Work to be completed ▸
Your answer is a single number: how many lines hold the word "深物业A"?
------ Data shown
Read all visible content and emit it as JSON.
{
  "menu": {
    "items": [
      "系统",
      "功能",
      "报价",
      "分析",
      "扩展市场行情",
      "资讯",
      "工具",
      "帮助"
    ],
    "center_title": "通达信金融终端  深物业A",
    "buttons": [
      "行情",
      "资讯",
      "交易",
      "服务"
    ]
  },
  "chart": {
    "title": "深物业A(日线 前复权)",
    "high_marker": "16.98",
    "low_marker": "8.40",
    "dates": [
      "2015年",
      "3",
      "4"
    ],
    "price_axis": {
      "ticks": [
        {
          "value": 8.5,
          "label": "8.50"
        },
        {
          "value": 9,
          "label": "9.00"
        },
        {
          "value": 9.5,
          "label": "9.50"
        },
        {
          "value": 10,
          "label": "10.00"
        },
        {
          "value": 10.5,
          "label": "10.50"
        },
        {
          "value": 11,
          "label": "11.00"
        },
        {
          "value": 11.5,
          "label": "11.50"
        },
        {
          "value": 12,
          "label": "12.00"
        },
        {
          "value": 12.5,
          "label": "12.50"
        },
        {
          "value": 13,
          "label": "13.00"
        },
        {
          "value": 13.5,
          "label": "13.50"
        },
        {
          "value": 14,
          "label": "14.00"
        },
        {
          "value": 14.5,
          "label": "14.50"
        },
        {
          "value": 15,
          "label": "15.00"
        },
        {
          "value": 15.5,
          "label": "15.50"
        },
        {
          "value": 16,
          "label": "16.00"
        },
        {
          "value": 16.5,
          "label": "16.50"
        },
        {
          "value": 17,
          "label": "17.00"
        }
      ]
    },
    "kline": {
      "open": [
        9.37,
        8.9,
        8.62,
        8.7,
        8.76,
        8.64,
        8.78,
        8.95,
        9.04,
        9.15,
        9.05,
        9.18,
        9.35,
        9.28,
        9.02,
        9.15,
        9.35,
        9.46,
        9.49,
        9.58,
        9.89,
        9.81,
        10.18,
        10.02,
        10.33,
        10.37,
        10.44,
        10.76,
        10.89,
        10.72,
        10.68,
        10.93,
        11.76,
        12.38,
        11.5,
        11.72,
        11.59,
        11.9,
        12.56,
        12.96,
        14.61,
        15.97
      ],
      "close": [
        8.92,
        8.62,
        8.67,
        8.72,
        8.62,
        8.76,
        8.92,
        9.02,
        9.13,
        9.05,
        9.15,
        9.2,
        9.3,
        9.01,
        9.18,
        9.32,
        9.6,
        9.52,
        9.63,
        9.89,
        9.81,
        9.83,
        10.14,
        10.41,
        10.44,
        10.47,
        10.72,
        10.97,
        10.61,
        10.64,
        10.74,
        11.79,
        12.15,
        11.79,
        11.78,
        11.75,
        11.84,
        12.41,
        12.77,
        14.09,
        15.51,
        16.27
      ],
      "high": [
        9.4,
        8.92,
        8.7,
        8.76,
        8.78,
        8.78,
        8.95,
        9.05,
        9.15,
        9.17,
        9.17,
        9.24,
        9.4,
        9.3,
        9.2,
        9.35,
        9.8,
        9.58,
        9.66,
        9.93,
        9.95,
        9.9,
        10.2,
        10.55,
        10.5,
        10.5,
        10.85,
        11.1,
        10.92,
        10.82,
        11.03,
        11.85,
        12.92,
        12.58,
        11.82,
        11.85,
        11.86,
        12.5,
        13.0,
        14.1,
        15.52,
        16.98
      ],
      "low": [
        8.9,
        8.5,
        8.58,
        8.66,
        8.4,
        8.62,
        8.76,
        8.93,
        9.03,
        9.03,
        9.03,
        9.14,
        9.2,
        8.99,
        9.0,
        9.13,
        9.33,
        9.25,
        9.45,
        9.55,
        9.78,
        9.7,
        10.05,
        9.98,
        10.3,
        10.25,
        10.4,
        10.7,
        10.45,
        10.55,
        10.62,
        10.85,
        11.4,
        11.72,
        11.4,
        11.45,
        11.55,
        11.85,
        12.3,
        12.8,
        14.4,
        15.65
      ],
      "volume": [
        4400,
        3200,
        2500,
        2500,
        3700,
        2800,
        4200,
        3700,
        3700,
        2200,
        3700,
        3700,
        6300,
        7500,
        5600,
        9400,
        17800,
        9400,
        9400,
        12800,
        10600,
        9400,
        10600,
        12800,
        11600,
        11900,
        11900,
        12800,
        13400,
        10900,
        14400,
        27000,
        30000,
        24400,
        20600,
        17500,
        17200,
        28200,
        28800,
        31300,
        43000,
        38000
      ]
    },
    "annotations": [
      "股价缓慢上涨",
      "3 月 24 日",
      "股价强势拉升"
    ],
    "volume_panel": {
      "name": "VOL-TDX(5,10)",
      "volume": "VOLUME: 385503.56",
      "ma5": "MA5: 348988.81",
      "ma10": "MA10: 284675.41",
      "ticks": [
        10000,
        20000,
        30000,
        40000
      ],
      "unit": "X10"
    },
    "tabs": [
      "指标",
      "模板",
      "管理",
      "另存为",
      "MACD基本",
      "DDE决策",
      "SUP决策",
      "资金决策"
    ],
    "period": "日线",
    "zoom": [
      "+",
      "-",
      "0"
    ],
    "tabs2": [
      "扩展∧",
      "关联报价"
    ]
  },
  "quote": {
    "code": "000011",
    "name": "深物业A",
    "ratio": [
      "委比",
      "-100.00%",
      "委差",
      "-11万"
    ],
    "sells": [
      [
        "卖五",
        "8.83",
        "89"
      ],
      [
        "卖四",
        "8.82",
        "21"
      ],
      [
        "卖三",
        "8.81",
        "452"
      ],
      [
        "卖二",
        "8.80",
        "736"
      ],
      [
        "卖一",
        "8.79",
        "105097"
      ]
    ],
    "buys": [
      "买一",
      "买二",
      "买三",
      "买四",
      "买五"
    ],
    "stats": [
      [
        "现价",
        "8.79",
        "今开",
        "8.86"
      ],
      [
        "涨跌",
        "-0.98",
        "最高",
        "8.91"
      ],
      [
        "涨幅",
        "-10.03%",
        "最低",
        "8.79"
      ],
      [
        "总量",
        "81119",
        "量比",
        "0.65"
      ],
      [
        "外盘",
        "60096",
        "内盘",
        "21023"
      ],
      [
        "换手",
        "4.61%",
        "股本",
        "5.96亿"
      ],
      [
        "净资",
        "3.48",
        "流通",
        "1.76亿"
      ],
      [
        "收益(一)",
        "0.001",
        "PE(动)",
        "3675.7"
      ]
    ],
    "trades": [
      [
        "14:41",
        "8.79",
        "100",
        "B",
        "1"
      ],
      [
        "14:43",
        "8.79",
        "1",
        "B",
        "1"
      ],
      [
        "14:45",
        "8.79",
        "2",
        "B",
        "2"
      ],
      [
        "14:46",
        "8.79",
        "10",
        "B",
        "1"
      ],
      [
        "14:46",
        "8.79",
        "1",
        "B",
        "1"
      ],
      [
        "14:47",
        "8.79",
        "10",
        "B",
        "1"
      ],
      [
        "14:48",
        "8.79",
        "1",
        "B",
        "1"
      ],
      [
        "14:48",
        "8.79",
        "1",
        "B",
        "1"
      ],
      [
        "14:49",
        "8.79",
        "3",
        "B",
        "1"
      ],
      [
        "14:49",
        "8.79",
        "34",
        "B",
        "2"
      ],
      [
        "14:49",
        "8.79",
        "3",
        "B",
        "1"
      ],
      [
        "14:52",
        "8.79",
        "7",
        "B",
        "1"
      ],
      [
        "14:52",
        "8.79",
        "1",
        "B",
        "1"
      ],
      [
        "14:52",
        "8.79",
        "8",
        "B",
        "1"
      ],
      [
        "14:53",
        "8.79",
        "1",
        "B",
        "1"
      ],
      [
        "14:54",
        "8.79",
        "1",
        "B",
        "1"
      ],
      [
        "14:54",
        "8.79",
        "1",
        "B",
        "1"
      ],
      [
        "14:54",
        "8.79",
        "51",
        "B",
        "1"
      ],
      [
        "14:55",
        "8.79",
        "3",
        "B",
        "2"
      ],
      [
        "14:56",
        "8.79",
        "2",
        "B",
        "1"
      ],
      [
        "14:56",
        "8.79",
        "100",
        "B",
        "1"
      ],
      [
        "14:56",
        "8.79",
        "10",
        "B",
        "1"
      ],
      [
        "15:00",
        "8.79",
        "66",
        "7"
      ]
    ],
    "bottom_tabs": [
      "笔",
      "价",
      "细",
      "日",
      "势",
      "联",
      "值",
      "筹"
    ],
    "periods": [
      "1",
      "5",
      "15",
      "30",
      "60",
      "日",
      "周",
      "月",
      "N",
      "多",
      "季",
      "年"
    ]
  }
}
------------
Answer in full ▸
3